BRIEF: In your copy, repeat the records exactly and leave out the pictures.

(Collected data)
----------

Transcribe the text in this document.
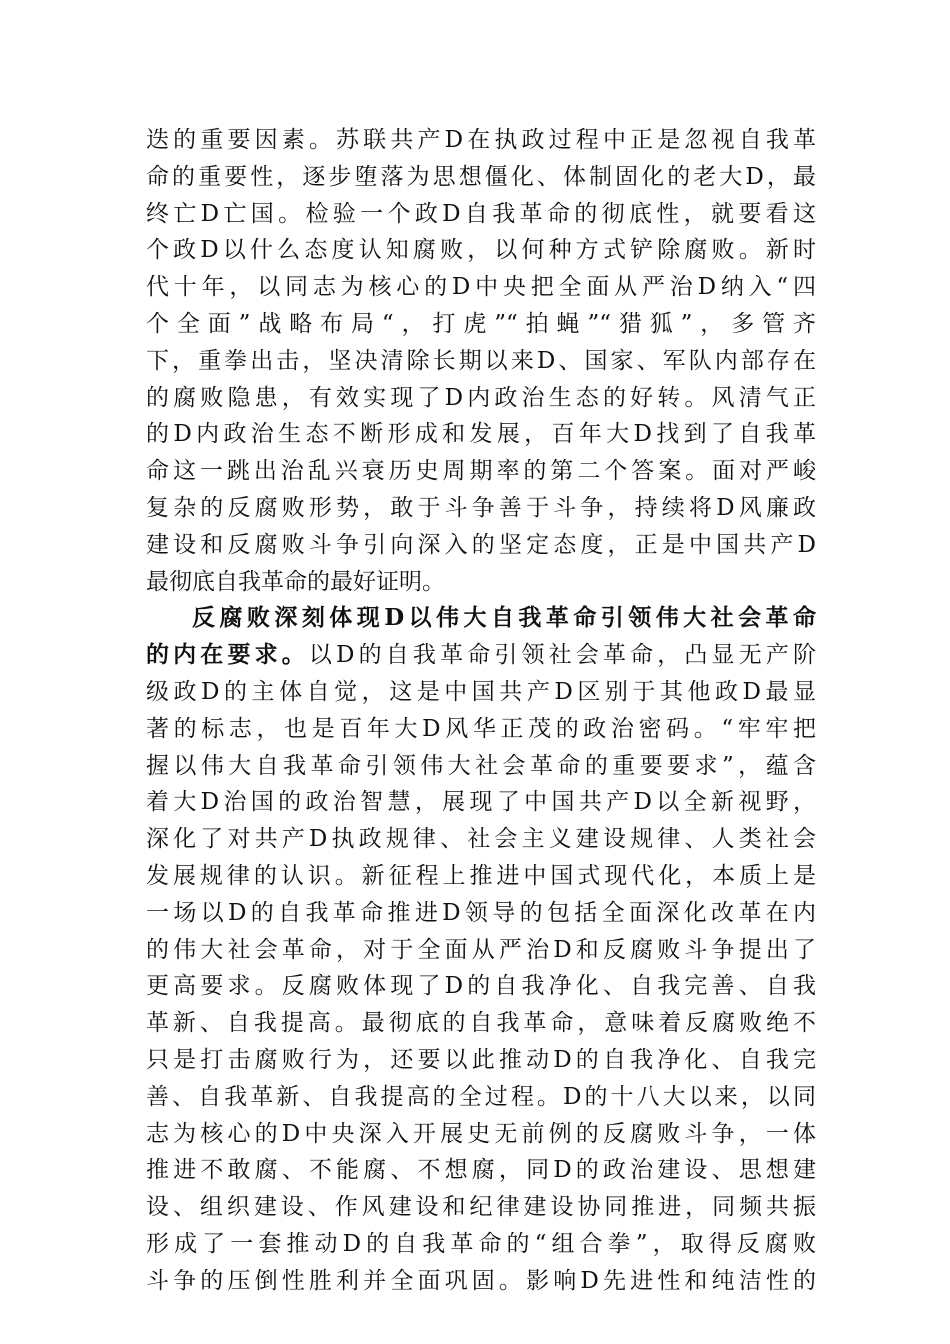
迭的重要因素。苏联共产D在执政过程中正是忽视自我革
命的重要性，逐步堕落为思想僵化、体制固化的老大D，最
终亡D亡国。检验一个政D自我革命的彻底性，就要看这
个政D以什么态度认知腐败，以何种方式铲除腐败。新时
代十年，以同志为核心的D中央把全面从严治D纳入“四
个全面”战略布局“，打虎”“拍蝇”“猎狐”，多管齐
下，重拳出击，坚决清除长期以来D、国家、军队内部存在
的腐败隐患，有效实现了D内政治生态的好转。风清气正
的D内政治生态不断形成和发展，百年大D找到了自我革
命这一跳出治乱兴衰历史周期率的第二个答案。面对严峻
复杂的反腐败形势，敢于斗争善于斗争，持续将D风廉政
建设和反腐败斗争引向深入的坚定态度，正是中国共产D
最彻底自我革命的最好证明。
反腐败深刻体现D以伟大自我革命引领伟大社会革命
的内在要求。以D的自我革命引领社会革命，凸显无产阶
级政D的主体自觉，这是中国共产D区别于其他政D最显
著的标志，也是百年大D风华正茂的政治密码。“牢牢把
握以伟大自我革命引领伟大社会革命的重要要求”，蕴含
着大D治国的政治智慧，展现了中国共产D以全新视野，
深化了对共产D执政规律、社会主义建设规律、人类社会
发展规律的认识。新征程上推进中国式现代化，本质上是
一场以D的自我革命推进D领导的包括全面深化改革在内
的伟大社会革命，对于全面从严治D和反腐败斗争提出了
更高要求。反腐败体现了D的自我净化、自我完善、自我
革新、自我提高。最彻底的自我革命，意味着反腐败绝不
只是打击腐败行为，还要以此推动D的自我净化、自我完
善、自我革新、自我提高的全过程。D的十八大以来，以同
志为核心的D中央深入开展史无前例的反腐败斗争，一体
推进不敢腐、不能腐、不想腐，同D的政治建设、思想建
设、组织建设、作风建设和纪律建设协同推进，同频共振
形成了一套推动D的自我革命的“组合拳”，取得反腐败
斗争的压倒性胜利并全面巩固。影响D先进性和纯洁性的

----------

SOLUTION FOR THIS PROBLEM:
Transcribe the text in this document.
迭的重要因素。苏联共产D在执政过程中正是忽视自我革
命的重要性，逐步堕落为思想僵化、体制固化的老大D，最
终亡D亡国。检验一个政D自我革命的彻底性，就要看这
个政D以什么态度认知腐败，以何种方式铲除腐败。新时
代十年，以同志为核心的D中央把全面从严治D纳入“四
个全面”战略布局“，打虎”“拍蝇”“猎狐”，多管齐
下，重拳出击，坚决清除长期以来D、国家、军队内部存在
的腐败隐患，有效实现了D内政治生态的好转。风清气正
的D内政治生态不断形成和发展，百年大D找到了自我革
命这一跳出治乱兴衰历史周期率的第二个答案。面对严峻
复杂的反腐败形势，敢于斗争善于斗争，持续将D风廉政
建设和反腐败斗争引向深入的坚定态度，正是中国共产D
最彻底自我革命的最好证明。
反腐败深刻体现D以伟大自我革命引领伟大社会革命
的内在要求。以D的自我革命引领社会革命，凸显无产阶
级政D的主体自觉，这是中国共产D区别于其他政D最显
著的标志，也是百年大D风华正茂的政治密码。“牢牢把
握以伟大自我革命引领伟大社会革命的重要要求”，蕴含
着大D治国的政治智慧，展现了中国共产D以全新视野，
深化了对共产D执政规律、社会主义建设规律、人类社会
发展规律的认识。新征程上推进中国式现代化，本质上是
一场以D的自我革命推进D领导的包括全面深化改革在内
的伟大社会革命，对于全面从严治D和反腐败斗争提出了
更高要求。反腐败体现了D的自我净化、自我完善、自我
革新、自我提高。最彻底的自我革命，意味着反腐败绝不
只是打击腐败行为，还要以此推动D的自我净化、自我完
善、自我革新、自我提高的全过程。D的十八大以来，以同
志为核心的D中央深入开展史无前例的反腐败斗争，一体
推进不敢腐、不能腐、不想腐，同D的政治建设、思想建
设、组织建设、作风建设和纪律建设协同推进，同频共振
形成了一套推动D的自我革命的“组合拳”，取得反腐败
斗争的压倒性胜利并全面巩固。影响D先进性和纯洁性的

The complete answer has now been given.